Stated goal: Repeat what the lines below say, word for word, and skip every image.

[Records that describe figures]
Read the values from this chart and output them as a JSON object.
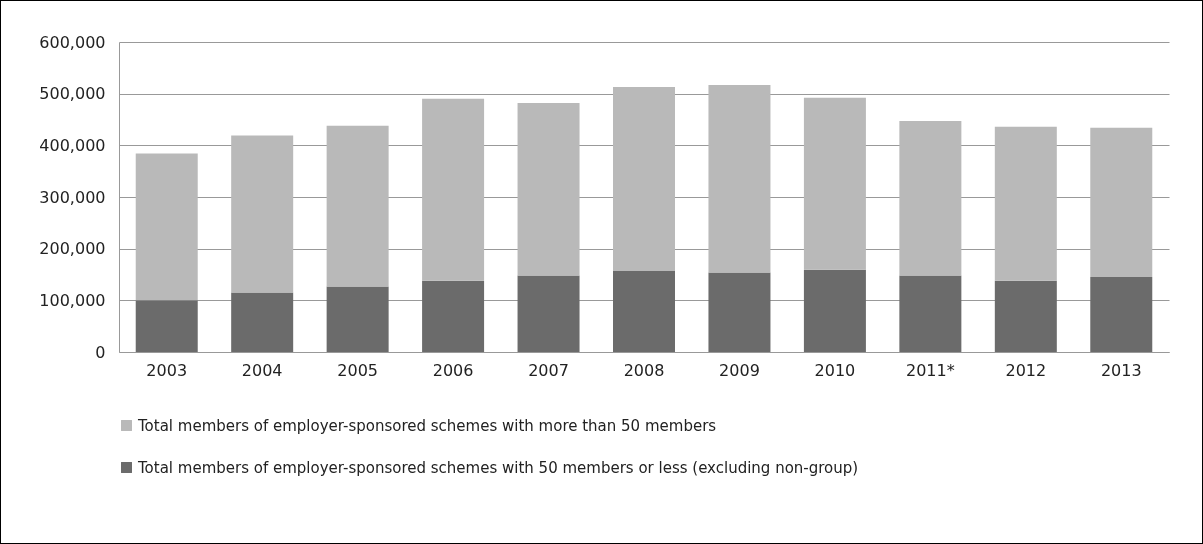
{
  "chart_data": {
    "type": "bar",
    "stacked": true,
    "categories": [
      "2003",
      "2004",
      "2005",
      "2006",
      "2007",
      "2008",
      "2009",
      "2010",
      "2011*",
      "2012",
      "2013"
    ],
    "series": [
      {
        "name": "Total members of employer-sponsored schemes with 50 members or less (excluding non-group)",
        "color": "#6b6b6b",
        "values": [
          100000,
          115000,
          127000,
          138000,
          148000,
          157000,
          154000,
          159000,
          148000,
          138000,
          145000
        ]
      },
      {
        "name": "Total members of employer-sponsored schemes with more than 50 members",
        "color": "#b9b9b9",
        "values": [
          284000,
          304000,
          311000,
          352000,
          334000,
          356000,
          363000,
          333000,
          299000,
          298000,
          289000
        ]
      }
    ],
    "ylim": [
      0,
      600000
    ],
    "yticks": [
      0,
      {
        "value": 100000,
        "label": "100,000"
      },
      {
        "value": 200000,
        "label": "200,000"
      },
      {
        "value": 300000,
        "label": "300,000"
      },
      {
        "value": 400000,
        "label": "400,000"
      },
      {
        "value": 500000,
        "label": "500,000"
      },
      {
        "value": 600000,
        "label": "600,000"
      }
    ],
    "grid": "y",
    "legend": "bottom"
  }
}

Task response:
Read the values from this chart and output them as a JSON object.
{
  "chart_data": {
    "type": "bar",
    "stacked": true,
    "categories": [
      "2003",
      "2004",
      "2005",
      "2006",
      "2007",
      "2008",
      "2009",
      "2010",
      "2011*",
      "2012",
      "2013"
    ],
    "series": [
      {
        "name": "Total members of employer-sponsored schemes with 50 members or less (excluding non-group)",
        "color": "#6b6b6b",
        "values": [
          100000,
          115000,
          127000,
          138000,
          148000,
          157000,
          154000,
          159000,
          148000,
          138000,
          145000
        ]
      },
      {
        "name": "Total members of employer-sponsored schemes with more than 50 members",
        "color": "#b9b9b9",
        "values": [
          284000,
          304000,
          311000,
          352000,
          334000,
          356000,
          363000,
          333000,
          299000,
          298000,
          289000
        ]
      }
    ],
    "ylim": [
      0,
      600000
    ],
    "yticks": [
      0,
      {
        "value": 100000,
        "label": "100,000"
      },
      {
        "value": 200000,
        "label": "200,000"
      },
      {
        "value": 300000,
        "label": "300,000"
      },
      {
        "value": 400000,
        "label": "400,000"
      },
      {
        "value": 500000,
        "label": "500,000"
      },
      {
        "value": 600000,
        "label": "600,000"
      }
    ],
    "grid": "y",
    "legend": "bottom"
  }
}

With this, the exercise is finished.